### Exercise task
Pick out the lines below that contain the string "text" and copy them all.

### Records shown
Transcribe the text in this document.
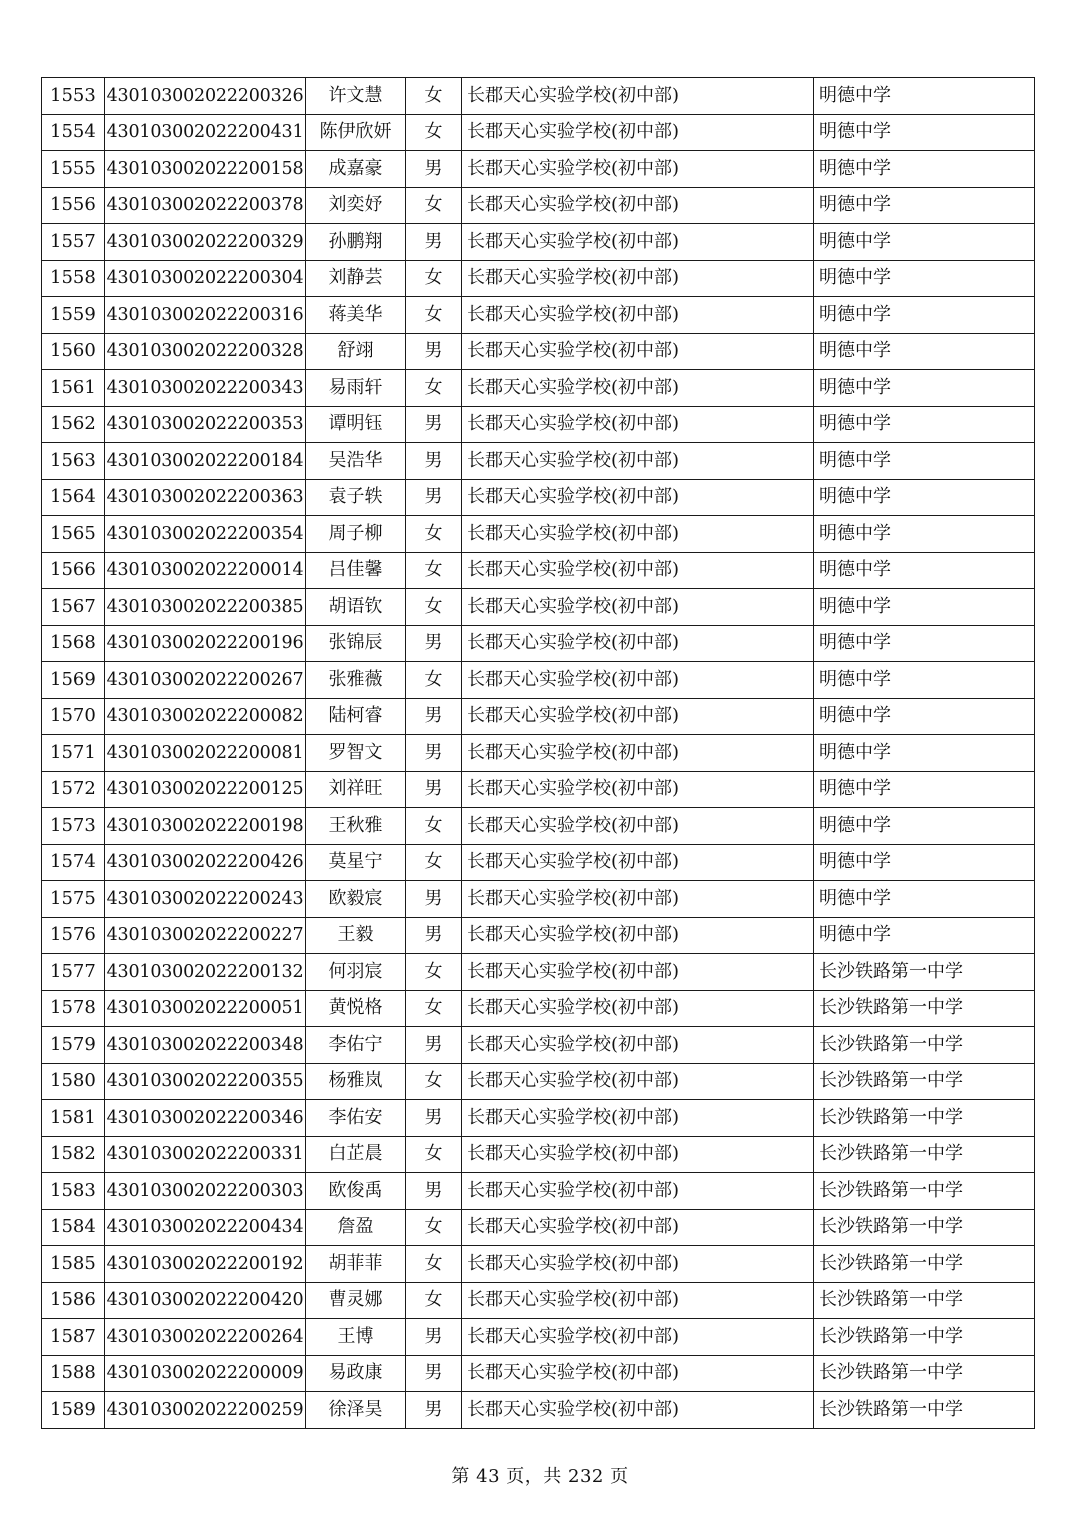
1553	430103002022200326	许文慧	女	长郡天心实验学校(初中部)	明德中学
1554	430103002022200431	陈伊欣妍	女	长郡天心实验学校(初中部)	明德中学
1555	430103002022200158	成嘉豪	男	长郡天心实验学校(初中部)	明德中学
1556	430103002022200378	刘奕妤	女	长郡天心实验学校(初中部)	明德中学
1557	430103002022200329	孙鹏翔	男	长郡天心实验学校(初中部)	明德中学
1558	430103002022200304	刘静芸	女	长郡天心实验学校(初中部)	明德中学
1559	430103002022200316	蒋美华	女	长郡天心实验学校(初中部)	明德中学
1560	430103002022200328	舒翊	男	长郡天心实验学校(初中部)	明德中学
1561	430103002022200343	易雨轩	女	长郡天心实验学校(初中部)	明德中学
1562	430103002022200353	谭明钰	男	长郡天心实验学校(初中部)	明德中学
1563	430103002022200184	吴浩华	男	长郡天心实验学校(初中部)	明德中学
1564	430103002022200363	袁子轶	男	长郡天心实验学校(初中部)	明德中学
1565	430103002022200354	周子柳	女	长郡天心实验学校(初中部)	明德中学
1566	430103002022200014	吕佳馨	女	长郡天心实验学校(初中部)	明德中学
1567	430103002022200385	胡语钦	女	长郡天心实验学校(初中部)	明德中学
1568	430103002022200196	张锦辰	男	长郡天心实验学校(初中部)	明德中学
1569	430103002022200267	张雅薇	女	长郡天心实验学校(初中部)	明德中学
1570	430103002022200082	陆柯睿	男	长郡天心实验学校(初中部)	明德中学
1571	430103002022200081	罗智文	男	长郡天心实验学校(初中部)	明德中学
1572	430103002022200125	刘祥旺	男	长郡天心实验学校(初中部)	明德中学
1573	430103002022200198	王秋雅	女	长郡天心实验学校(初中部)	明德中学
1574	430103002022200426	莫星宁	女	长郡天心实验学校(初中部)	明德中学
1575	430103002022200243	欧毅宸	男	长郡天心实验学校(初中部)	明德中学
1576	430103002022200227	王毅	男	长郡天心实验学校(初中部)	明德中学
1577	430103002022200132	何羽宸	女	长郡天心实验学校(初中部)	长沙铁路第一中学
1578	430103002022200051	黄悦格	女	长郡天心实验学校(初中部)	长沙铁路第一中学
1579	430103002022200348	李佑宁	男	长郡天心实验学校(初中部)	长沙铁路第一中学
1580	430103002022200355	杨雅岚	女	长郡天心实验学校(初中部)	长沙铁路第一中学
1581	430103002022200346	李佑安	男	长郡天心实验学校(初中部)	长沙铁路第一中学
1582	430103002022200331	白芷晨	女	长郡天心实验学校(初中部)	长沙铁路第一中学
1583	430103002022200303	欧俊禹	男	长郡天心实验学校(初中部)	长沙铁路第一中学
1584	430103002022200434	詹盈	女	长郡天心实验学校(初中部)	长沙铁路第一中学
1585	430103002022200192	胡菲菲	女	长郡天心实验学校(初中部)	长沙铁路第一中学
1586	430103002022200420	曹灵娜	女	长郡天心实验学校(初中部)	长沙铁路第一中学
1587	430103002022200264	王博	男	长郡天心实验学校(初中部)	长沙铁路第一中学
1588	430103002022200009	易政康	男	长郡天心实验学校(初中部)	长沙铁路第一中学
1589	430103002022200259	徐泽昊	男	长郡天心实验学校(初中部)	长沙铁路第一中学
第 43 页，共 232 页
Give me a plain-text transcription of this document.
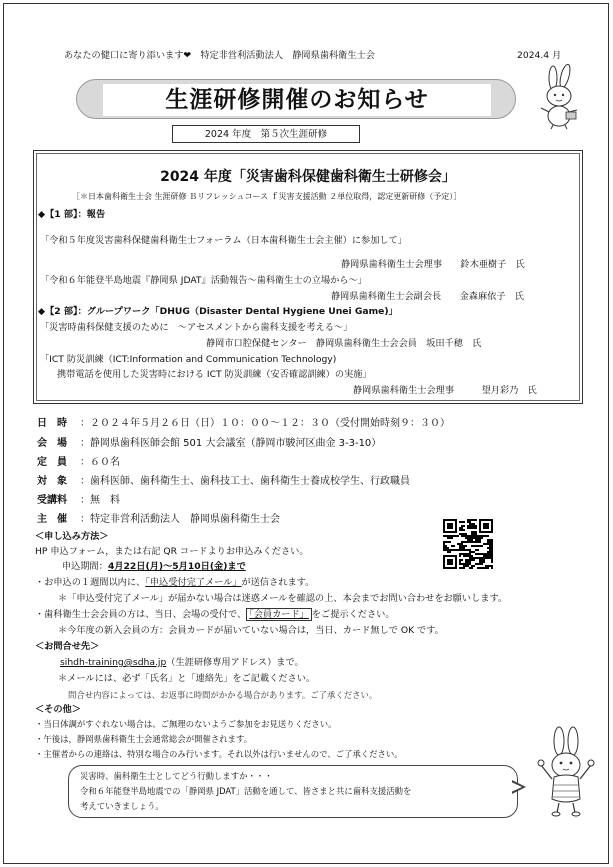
あなたの健口に寄り添います❤　特定非営利活動法人　静岡県歯科衛生士会	2024.4 月
生涯研修開催のお知らせ
2024 年度　第５次生涯研修
2024 年度「災害歯科保健歯科衛生士研修会」
［＊日本歯科衛生士会 生涯研修 Ｂリフレッシュコース ｆ災害支援活動 ２単位取得，認定更新研修（予定）］
◆【1 部】：報告
「令和５年度災害歯科保健歯科衛生士フォーラム（日本歯科衛生士会主催）に参加して」
静岡県歯科衛生士会理事　　鈴木亜樹子　氏
「令和６年能登半島地震『静岡県 JDAT』活動報告～歯科衛生士の立場から～」
静岡県歯科衛生士会副会長　　金森麻依子　氏
◆【2 部】：グループワーク「DHUG（Disaster Dental Hygiene Unei Game)」
「災害時歯科保健支援のために　～アセスメントから歯科支援を考える～」
静岡市口腔保健センター　静岡県歯科衛生士会会員　坂田千穂　氏
「ICT 防災訓練（ICT:Information and Communication Technology)
携帯電話を使用した災害時における ICT 防災訓練（安否確認訓練）の実施」
静岡県歯科衛生士会理事　　　望月彩乃　氏
日　時 ：２０２４年５月２６日（日）１０：００～１２：３０（受付開始時刻９：３０）
会　場 ：静岡県歯科医師会館 501 大会議室（静岡市駿河区曲金 3-3-10）
定　員 ：６０名
対　象 ：歯科医師、歯科衛生士、歯科技工士、歯科衛生士養成校学生、行政職員
受講料 ：無　料
主　催 ：特定非営利活動法人　静岡県歯科衛生士会
＜申し込み方法＞
HP 申込フォーム，または右記 QR コードよりお申込みください。
申込期間：4月22日(月)～5月10日(金)まで
・お申込の１週間以内に、「申込受付完了メール」が送信されます。
＊「申込受付完了メール」が届かない場合は迷惑メールを確認の上、本会までお問い合わせをお願いします。
・歯科衛生士会会員の方は、当日、会場の受付で、 「会員カード」 をご提示ください。
＊今年度の新入会員の方：会員カードが届いていない場合は，当日、カード無しで OK です。
＜お問合せ先＞
sihdh-training@sdha.jp（生涯研修専用アドレス）まで。
＊メールには、必ず「氏名」と「連絡先」をご記載ください。
問合せ内容によっては、お返事に時間がかかる場合があります。ご了承ください。
＜その他＞
・当日体調がすぐれない場合は、ご無理のないようご参加をお見送りください。
・午後は，静岡県歯科衛生士会通常総会が開催されます。
・主催者からの連絡は、特別な場合のみ行います。それ以外は行いませんので、ご了承ください。
災害時、歯科衛生士としてどう行動しますか・・・
令和６年能登半島地震での「静岡県 JDAT」活動を通して、皆さまと共に歯科支援活動を
考えていきましょう。
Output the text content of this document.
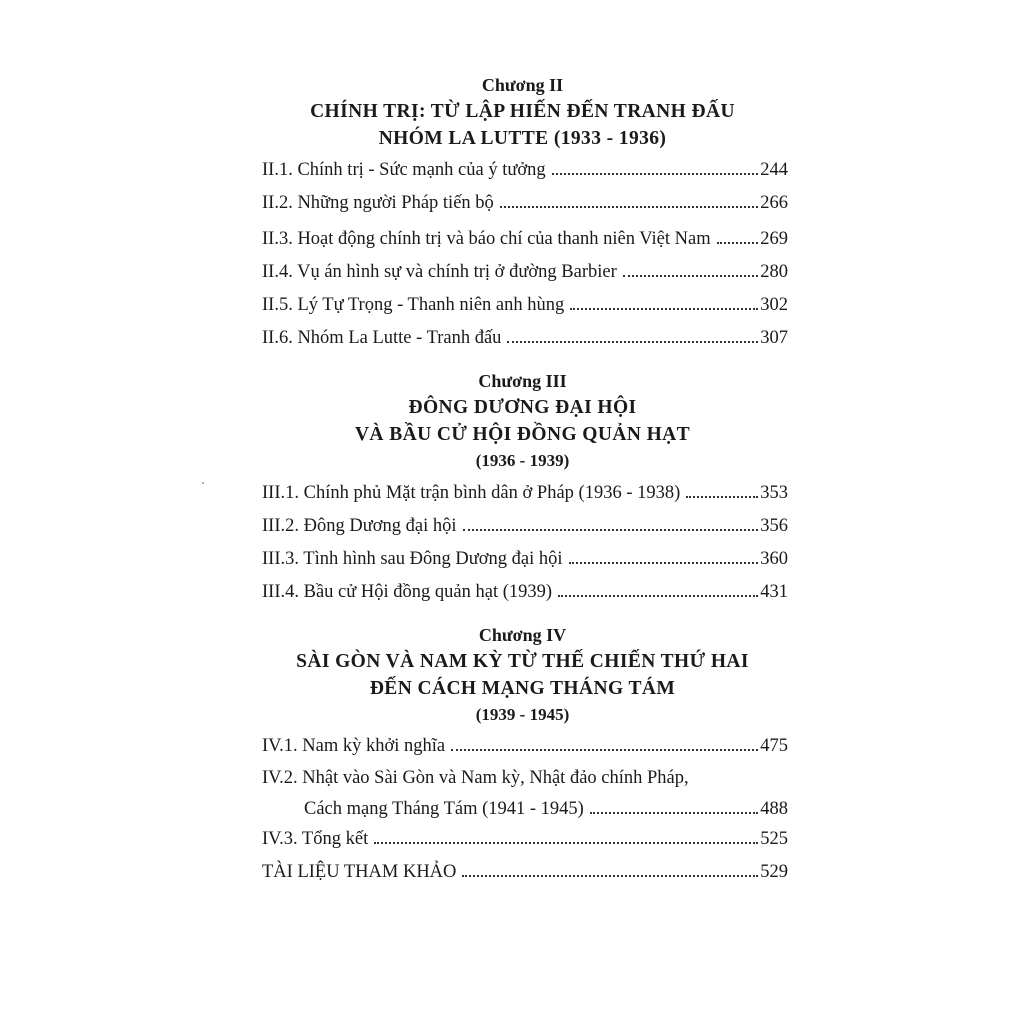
Chương II
CHÍNH TRỊ: TỪ LẬP HIẾN ĐẾN TRANH ĐẤU
NHÓM LA LUTTE (1933 - 1936)
II.1. Chính trị - Sức mạnh của ý tưởng	244
II.2. Những người Pháp tiến bộ	266
II.3. Hoạt động chính trị và báo chí của thanh niên Việt Nam	269
II.4. Vụ án hình sự và chính trị ở đường Barbier	280
II.5. Lý Tự Trọng - Thanh niên anh hùng	302
II.6. Nhóm La Lutte - Tranh đấu	307
Chương III
ĐÔNG DƯƠNG ĐẠI HỘI
VÀ BẦU CỬ HỘI ĐỒNG QUẢN HẠT
(1936 - 1939)
III.1. Chính phủ Mặt trận bình dân ở Pháp (1936 - 1938)	353
III.2. Đông Dương đại hội	356
III.3. Tình hình sau Đông Dương đại hội	360
III.4. Bầu cử Hội đồng quản hạt (1939)	431
Chương IV
SÀI GÒN VÀ NAM KỲ TỪ THẾ CHIẾN THỨ HAI
ĐẾN CÁCH MẠNG THÁNG TÁM
(1939 - 1945)
IV.1. Nam kỳ khởi nghĩa	475
IV.2. Nhật vào Sài Gòn và Nam kỳ, Nhật đảo chính Pháp,
Cách mạng Tháng Tám (1941 - 1945)	488
IV.3. Tổng kết	525
TÀI LIỆU THAM KHẢO	529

### Exercise response
Transcribe the text in this document.
Give me a plain-text transcription of this document.
Output the text content of this document.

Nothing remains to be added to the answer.